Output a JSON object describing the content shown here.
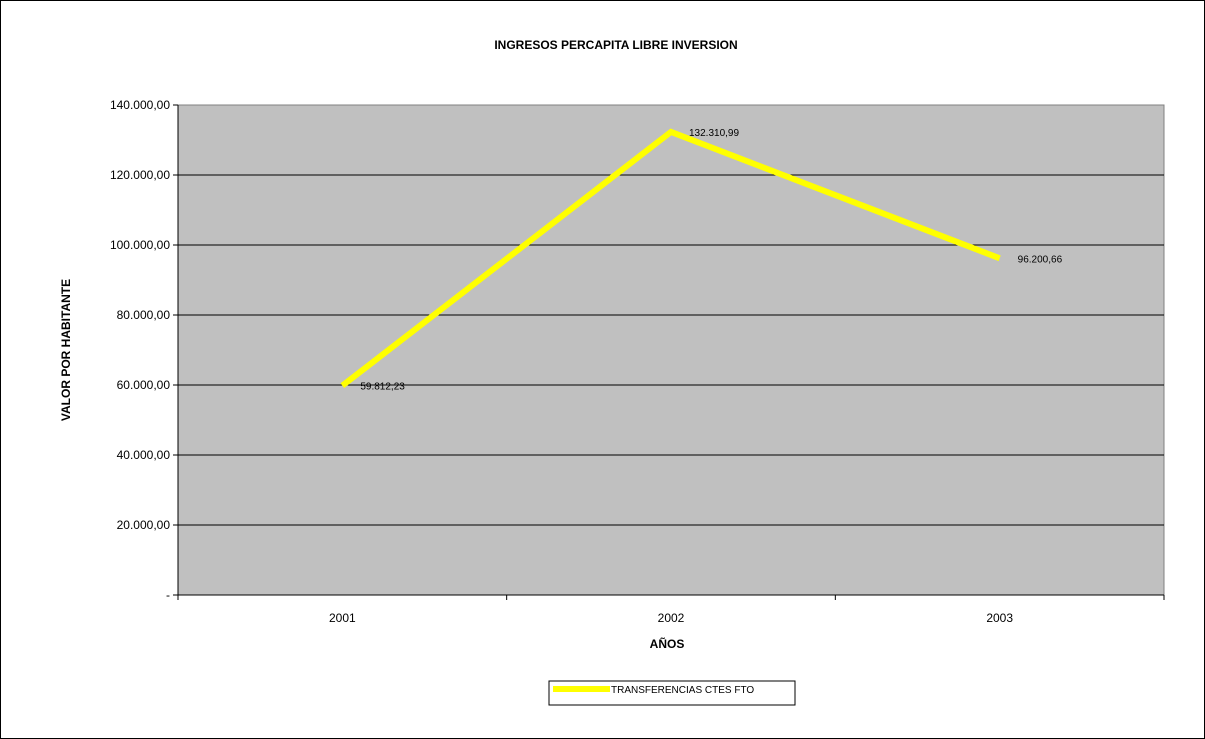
{
  "chart_data": {
    "type": "line",
    "title": "INGRESOS PERCAPITA LIBRE INVERSION",
    "xlabel": "AÑOS",
    "ylabel": "VALOR POR HABITANTE",
    "categories": [
      "2001",
      "2002",
      "2003"
    ],
    "ylim": [
      0,
      140000
    ],
    "yticks": [
      {
        "value": 0,
        "label": "-"
      },
      {
        "value": 20000,
        "label": "20.000,00"
      },
      {
        "value": 40000,
        "label": "40.000,00"
      },
      {
        "value": 60000,
        "label": "60.000,00"
      },
      {
        "value": 80000,
        "label": "80.000,00"
      },
      {
        "value": 100000,
        "label": "100.000,00"
      },
      {
        "value": 120000,
        "label": "120.000,00"
      },
      {
        "value": 140000,
        "label": "140.000,00"
      }
    ],
    "series": [
      {
        "name": "TRANSFERENCIAS CTES FTO",
        "color": "#ffff00",
        "values": [
          59812.23,
          132310.99,
          96200.66
        ],
        "data_labels": [
          "59.812,23",
          "132.310,99",
          "96.200,66"
        ]
      }
    ],
    "grid": true,
    "plot_background": "#c0c0c0",
    "legend_position": "bottom"
  }
}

=======

### Exercise instructions
Strip out the images, then output the records above word for word.

### Response to this task
Output a JSON object describing the content shown here.
{
  "chart_data": {
    "type": "line",
    "title": "INGRESOS PERCAPITA LIBRE INVERSION",
    "xlabel": "AÑOS",
    "ylabel": "VALOR POR HABITANTE",
    "categories": [
      "2001",
      "2002",
      "2003"
    ],
    "ylim": [
      0,
      140000
    ],
    "yticks": [
      {
        "value": 0,
        "label": "-"
      },
      {
        "value": 20000,
        "label": "20.000,00"
      },
      {
        "value": 40000,
        "label": "40.000,00"
      },
      {
        "value": 60000,
        "label": "60.000,00"
      },
      {
        "value": 80000,
        "label": "80.000,00"
      },
      {
        "value": 100000,
        "label": "100.000,00"
      },
      {
        "value": 120000,
        "label": "120.000,00"
      },
      {
        "value": 140000,
        "label": "140.000,00"
      }
    ],
    "series": [
      {
        "name": "TRANSFERENCIAS CTES FTO",
        "color": "#ffff00",
        "values": [
          59812.23,
          132310.99,
          96200.66
        ],
        "data_labels": [
          "59.812,23",
          "132.310,99",
          "96.200,66"
        ]
      }
    ],
    "grid": true,
    "plot_background": "#c0c0c0",
    "legend_position": "bottom"
  }
}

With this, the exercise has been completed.